Requirement 1:
Duplicate everything from "However, the situation" down to "going to be." in the article on the Ravens and free agency.

Extract to read:
Free agency begins on March 17 even though teams officially do not know how much money they can spend. The uncertainty also creates a challenge for the players because the market might preclude teams from handing out huge contracts.  

However, the situation did not preclude the Cowboys from reaching a four-year, $160 million contract with quarterback Dak Prescott — a deal that could impact the Ravens future negotiations with Lamar Jackson (more on that later).

Despite the uncertainty in the marketplace, DeCosta said the team has been able to formulate a plan based on the expectations of potential money to spend with the conservative ballpark being in the low $180 million range.

“We have a general idea of what the cap will probably be – at least some kind of parameters,” DeCosta said. “We know it’s not going to be any less than $180 million. So, using that number, we try to be conservative. We look at deals. We look at how this is going to affect things. We look at recent deals that have taken place [and] players that have recently signed to try to get a sense of what the market is going to be. 

“The hardest thing is to assess veteran players that are being terminated now versus the clump of free agents that will be available next week.”

The Ravens are not traditionally big players in free agency, so they are not as impacted as the current situation as other teams. Baltimore ranked 27th in the NFL with free-agency spending ($69.97 million) over the past four years, according to the OvertheCap.com. However, the Ravens made the playoffs three times over that stretch. 

So from a competitive standpoint, the Ravens have an advantage with the lower salary cap. They’ve done an effective job over their history finding ways to win without breaking the bank.

Exercise material:
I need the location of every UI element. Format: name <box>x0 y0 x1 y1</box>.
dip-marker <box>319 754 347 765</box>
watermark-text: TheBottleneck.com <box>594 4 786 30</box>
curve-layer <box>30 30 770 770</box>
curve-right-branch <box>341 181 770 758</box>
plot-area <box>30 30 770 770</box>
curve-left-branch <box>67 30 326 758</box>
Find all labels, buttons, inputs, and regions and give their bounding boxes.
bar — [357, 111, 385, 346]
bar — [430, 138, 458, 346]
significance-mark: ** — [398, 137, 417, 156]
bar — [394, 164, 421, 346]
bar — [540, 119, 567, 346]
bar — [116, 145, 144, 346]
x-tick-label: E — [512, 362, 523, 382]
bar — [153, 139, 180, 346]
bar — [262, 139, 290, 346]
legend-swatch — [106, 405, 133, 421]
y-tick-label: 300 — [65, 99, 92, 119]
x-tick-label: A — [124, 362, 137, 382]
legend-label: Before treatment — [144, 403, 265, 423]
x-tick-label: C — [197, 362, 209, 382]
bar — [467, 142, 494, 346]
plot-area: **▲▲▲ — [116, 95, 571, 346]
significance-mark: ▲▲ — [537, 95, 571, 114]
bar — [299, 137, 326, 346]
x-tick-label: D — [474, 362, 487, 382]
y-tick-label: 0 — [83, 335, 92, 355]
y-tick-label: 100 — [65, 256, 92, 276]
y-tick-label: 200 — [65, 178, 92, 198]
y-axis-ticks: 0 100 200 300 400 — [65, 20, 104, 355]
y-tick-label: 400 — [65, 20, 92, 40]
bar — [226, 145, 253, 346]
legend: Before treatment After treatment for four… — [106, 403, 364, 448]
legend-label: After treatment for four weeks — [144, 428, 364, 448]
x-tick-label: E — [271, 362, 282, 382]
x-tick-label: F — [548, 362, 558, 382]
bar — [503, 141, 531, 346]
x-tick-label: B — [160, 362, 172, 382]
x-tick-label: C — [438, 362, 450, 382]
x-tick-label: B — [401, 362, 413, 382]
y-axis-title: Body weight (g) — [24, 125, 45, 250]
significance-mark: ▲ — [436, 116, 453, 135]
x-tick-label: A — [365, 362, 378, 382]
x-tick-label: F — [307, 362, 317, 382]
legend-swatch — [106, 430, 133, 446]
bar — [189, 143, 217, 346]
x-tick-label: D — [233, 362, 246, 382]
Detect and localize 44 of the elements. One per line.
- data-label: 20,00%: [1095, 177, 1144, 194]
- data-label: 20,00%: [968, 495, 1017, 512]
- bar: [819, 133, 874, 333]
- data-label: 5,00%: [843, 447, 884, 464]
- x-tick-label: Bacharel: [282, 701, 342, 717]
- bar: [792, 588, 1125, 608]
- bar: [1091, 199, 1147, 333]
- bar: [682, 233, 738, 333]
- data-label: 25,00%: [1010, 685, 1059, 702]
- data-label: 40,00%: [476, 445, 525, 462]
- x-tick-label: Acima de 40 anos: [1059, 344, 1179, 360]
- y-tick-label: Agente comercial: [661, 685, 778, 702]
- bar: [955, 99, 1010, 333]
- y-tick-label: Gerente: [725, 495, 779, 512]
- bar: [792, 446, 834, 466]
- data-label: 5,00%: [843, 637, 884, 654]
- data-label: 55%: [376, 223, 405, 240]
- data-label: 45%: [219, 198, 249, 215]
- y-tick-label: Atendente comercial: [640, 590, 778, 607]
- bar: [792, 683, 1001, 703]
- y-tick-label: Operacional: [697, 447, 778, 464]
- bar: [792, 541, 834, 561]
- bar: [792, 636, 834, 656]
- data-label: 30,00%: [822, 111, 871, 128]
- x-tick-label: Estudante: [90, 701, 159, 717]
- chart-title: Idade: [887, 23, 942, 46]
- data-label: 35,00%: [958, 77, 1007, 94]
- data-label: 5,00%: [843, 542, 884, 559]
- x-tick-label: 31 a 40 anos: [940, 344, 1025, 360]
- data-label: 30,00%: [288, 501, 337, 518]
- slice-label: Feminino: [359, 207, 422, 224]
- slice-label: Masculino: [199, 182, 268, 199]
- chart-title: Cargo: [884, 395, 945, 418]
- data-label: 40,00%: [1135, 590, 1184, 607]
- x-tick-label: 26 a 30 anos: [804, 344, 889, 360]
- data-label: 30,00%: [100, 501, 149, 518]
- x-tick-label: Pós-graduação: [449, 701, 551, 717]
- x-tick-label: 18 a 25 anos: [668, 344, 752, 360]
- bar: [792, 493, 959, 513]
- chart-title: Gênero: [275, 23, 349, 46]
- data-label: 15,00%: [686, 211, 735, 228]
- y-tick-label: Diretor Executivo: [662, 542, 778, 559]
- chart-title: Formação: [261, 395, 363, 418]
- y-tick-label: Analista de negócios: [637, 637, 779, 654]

Requirement 2:
Set down the records exactly, everything from their first line down to the line containing "curve-right-branch <box>341 181 770 758</box>", with both of those lines included.

Exercise result 1:
However, the situation did not preclude the Cowboys from reaching a four-year, $160 million contract with quarterback Dak Prescott — a deal that could impact the Ravens future negotiations with Lamar Jackson (more on that later).

Despite the uncertainty in the marketplace, DeCosta said the team has been able to formulate a plan based on the expectations of potential money to spend with the conservative ballpark being in the low $180 million range.

“We have a general idea of what the cap will probably be – at least some kind of parameters,” DeCosta said. “We know it’s not going to be any less than $180 million. So, using that number, we try to be conservative. We look at deals. We look at how this is going to affect things. We look at recent deals that have taken place [and] players that have recently signed to try to get a sense of what the market is going to be.

Exercise result 2:
I need the location of every UI element. Format: name <box>x0 y0 x1 y1</box>.
dip-marker <box>319 754 347 765</box>
watermark-text: TheBottleneck.com <box>594 4 786 30</box>
curve-layer <box>30 30 770 770</box>
curve-right-branch <box>341 181 770 758</box>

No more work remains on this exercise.